Exercise inputs
━━━━━━━━━━━━━━━━━━━━━━━━━━━━━━

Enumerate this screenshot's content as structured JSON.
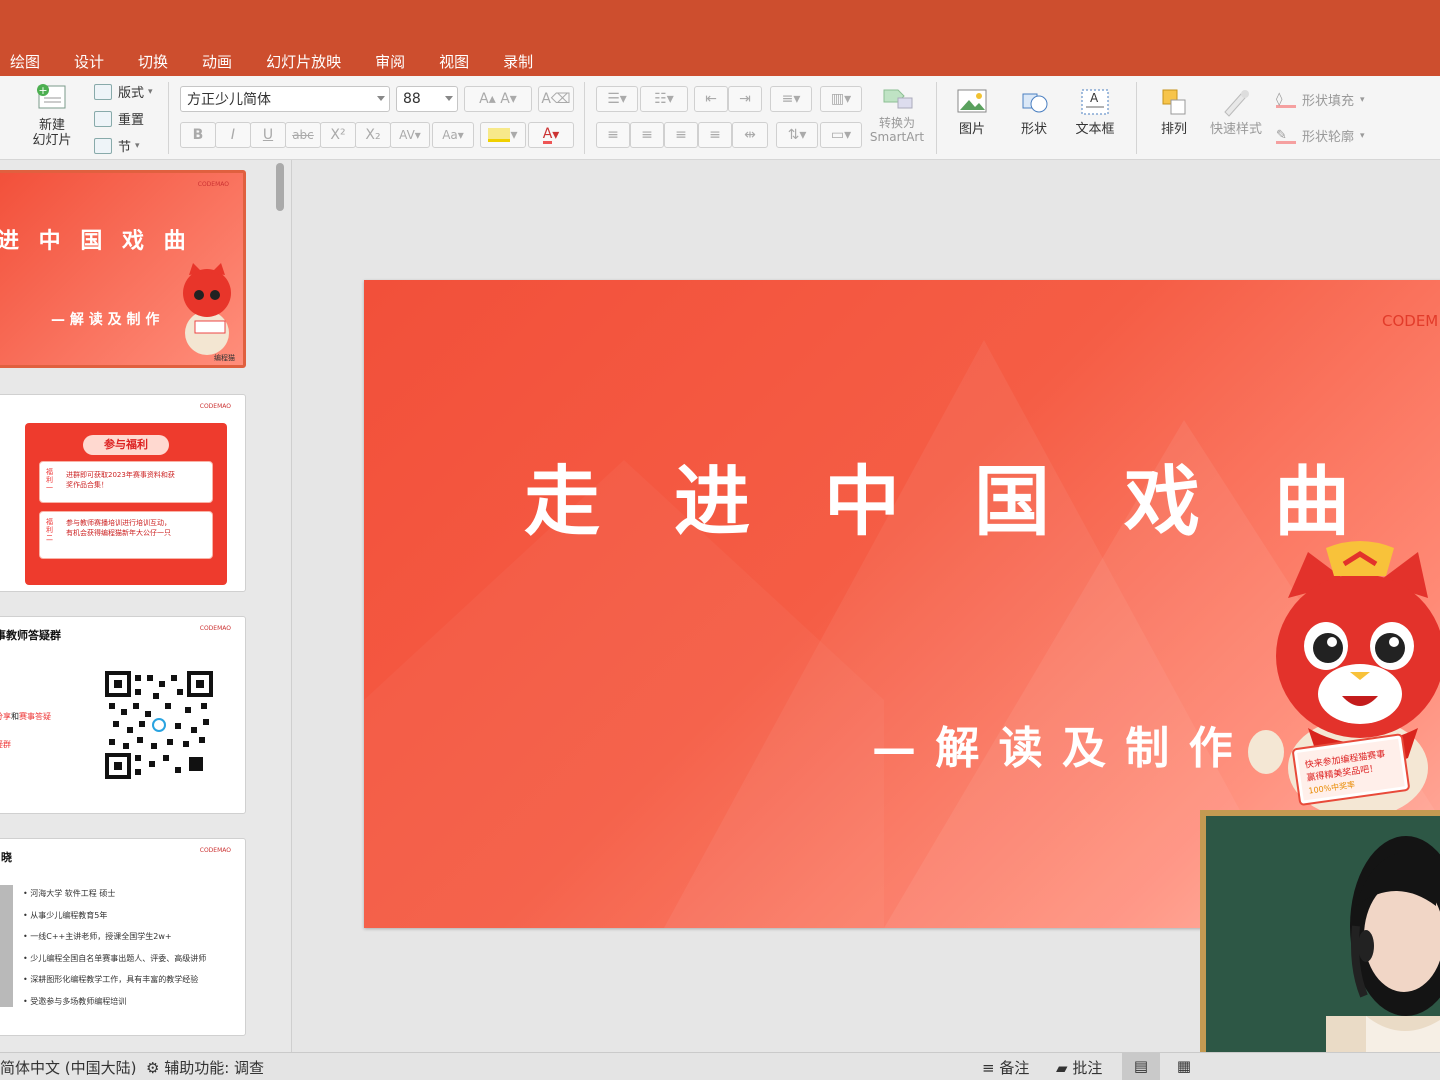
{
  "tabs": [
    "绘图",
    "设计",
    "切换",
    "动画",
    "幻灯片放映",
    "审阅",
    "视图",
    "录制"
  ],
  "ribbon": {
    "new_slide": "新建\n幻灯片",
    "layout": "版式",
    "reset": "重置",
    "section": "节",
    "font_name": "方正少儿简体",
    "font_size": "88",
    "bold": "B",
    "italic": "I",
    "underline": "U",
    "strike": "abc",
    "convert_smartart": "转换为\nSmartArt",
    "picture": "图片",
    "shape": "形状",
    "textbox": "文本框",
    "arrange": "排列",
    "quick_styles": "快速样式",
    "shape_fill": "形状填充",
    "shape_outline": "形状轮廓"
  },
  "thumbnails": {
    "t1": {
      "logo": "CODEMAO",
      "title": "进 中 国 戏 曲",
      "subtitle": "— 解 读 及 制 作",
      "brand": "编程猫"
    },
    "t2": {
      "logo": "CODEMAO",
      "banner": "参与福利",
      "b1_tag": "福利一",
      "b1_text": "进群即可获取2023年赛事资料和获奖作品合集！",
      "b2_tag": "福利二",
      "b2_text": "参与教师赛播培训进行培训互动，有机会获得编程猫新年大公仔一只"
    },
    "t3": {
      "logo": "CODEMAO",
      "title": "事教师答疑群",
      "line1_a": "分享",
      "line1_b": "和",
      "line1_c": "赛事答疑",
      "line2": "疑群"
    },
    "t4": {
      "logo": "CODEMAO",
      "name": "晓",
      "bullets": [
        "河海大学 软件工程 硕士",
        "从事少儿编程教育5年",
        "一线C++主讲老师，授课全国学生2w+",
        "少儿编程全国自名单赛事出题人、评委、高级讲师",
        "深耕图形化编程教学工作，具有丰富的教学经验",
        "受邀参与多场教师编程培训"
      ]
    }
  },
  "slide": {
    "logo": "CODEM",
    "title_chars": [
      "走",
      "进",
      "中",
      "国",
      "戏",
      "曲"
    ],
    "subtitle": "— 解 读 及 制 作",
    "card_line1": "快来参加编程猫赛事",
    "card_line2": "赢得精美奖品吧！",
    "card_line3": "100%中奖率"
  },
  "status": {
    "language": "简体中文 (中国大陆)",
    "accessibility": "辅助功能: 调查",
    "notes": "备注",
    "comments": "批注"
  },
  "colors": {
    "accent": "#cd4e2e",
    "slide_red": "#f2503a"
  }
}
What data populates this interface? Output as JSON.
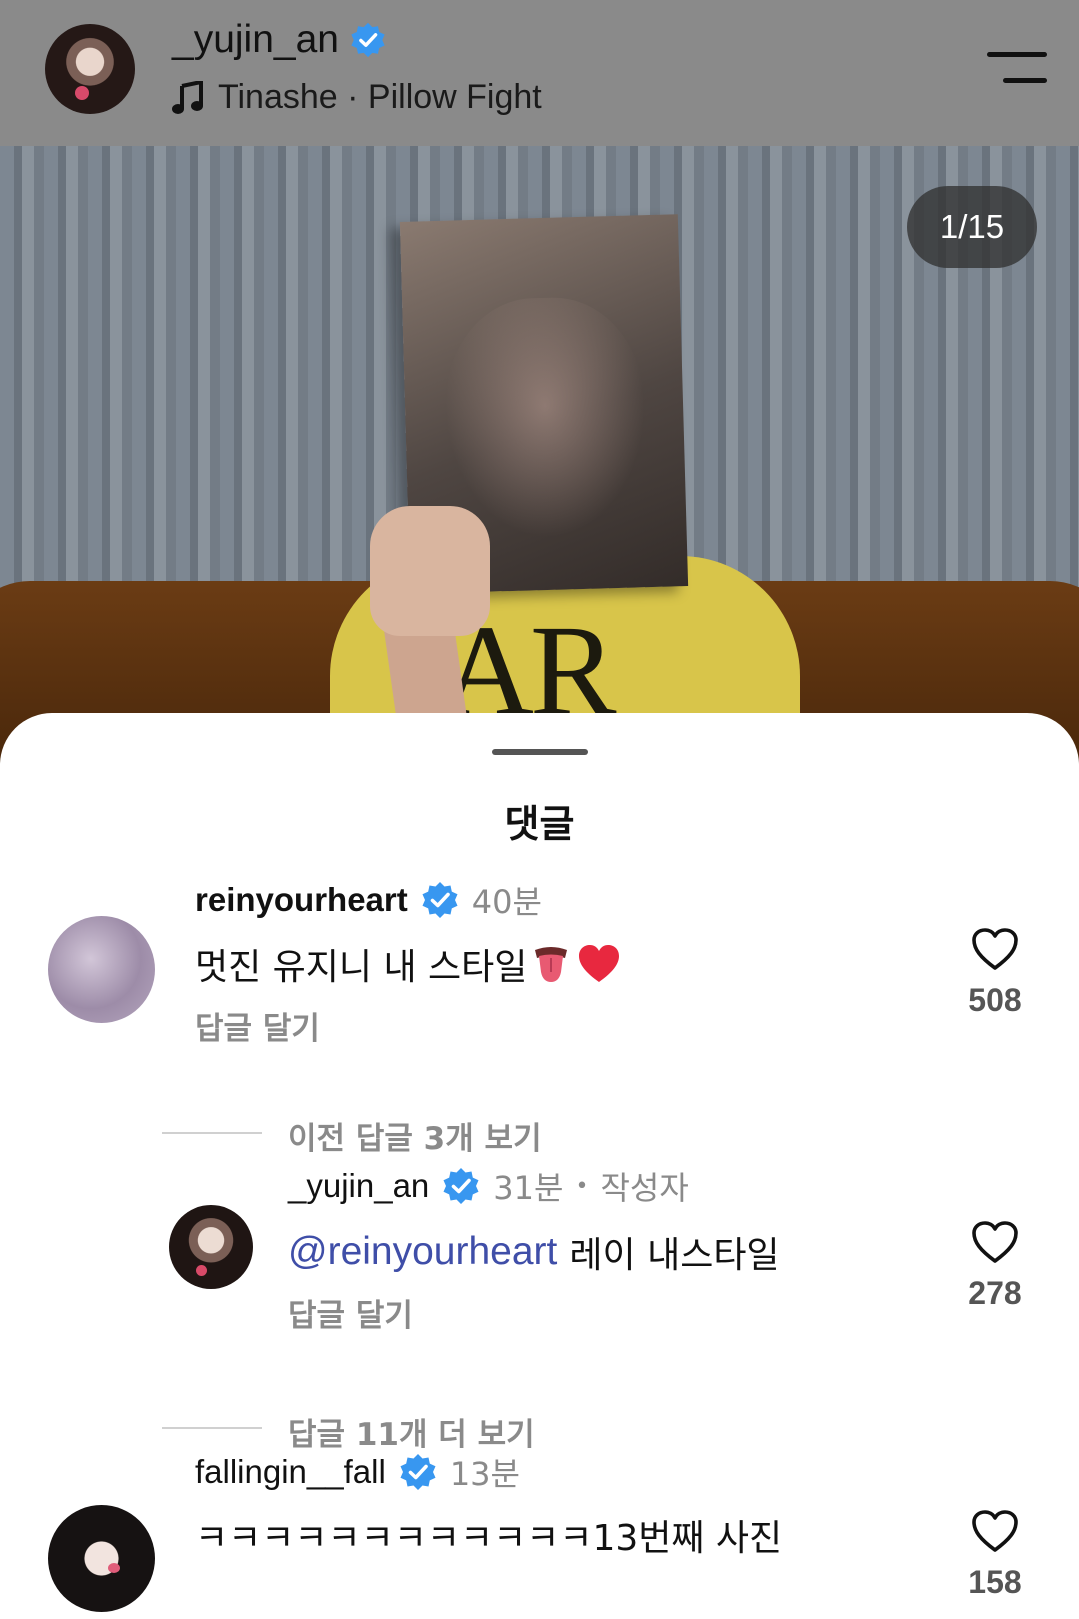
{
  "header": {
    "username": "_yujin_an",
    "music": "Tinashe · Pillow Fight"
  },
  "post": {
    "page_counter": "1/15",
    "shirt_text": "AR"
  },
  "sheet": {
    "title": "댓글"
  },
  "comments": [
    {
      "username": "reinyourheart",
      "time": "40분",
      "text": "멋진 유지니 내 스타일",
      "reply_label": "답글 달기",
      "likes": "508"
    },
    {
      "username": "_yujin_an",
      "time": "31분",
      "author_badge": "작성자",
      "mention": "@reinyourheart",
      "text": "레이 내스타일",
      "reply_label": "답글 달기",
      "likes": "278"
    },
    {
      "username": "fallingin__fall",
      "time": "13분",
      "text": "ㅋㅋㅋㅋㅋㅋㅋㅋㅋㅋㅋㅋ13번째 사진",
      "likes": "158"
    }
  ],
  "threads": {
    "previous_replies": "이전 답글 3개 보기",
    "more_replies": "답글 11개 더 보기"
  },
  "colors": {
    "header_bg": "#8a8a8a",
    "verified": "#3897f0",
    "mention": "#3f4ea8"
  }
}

━━━━━━━━━━━━━━━━━━━━━━━━━━━━━━

Check each line of the data above for the word "username" and say how many lines contain it, giving nothing besides the number.

4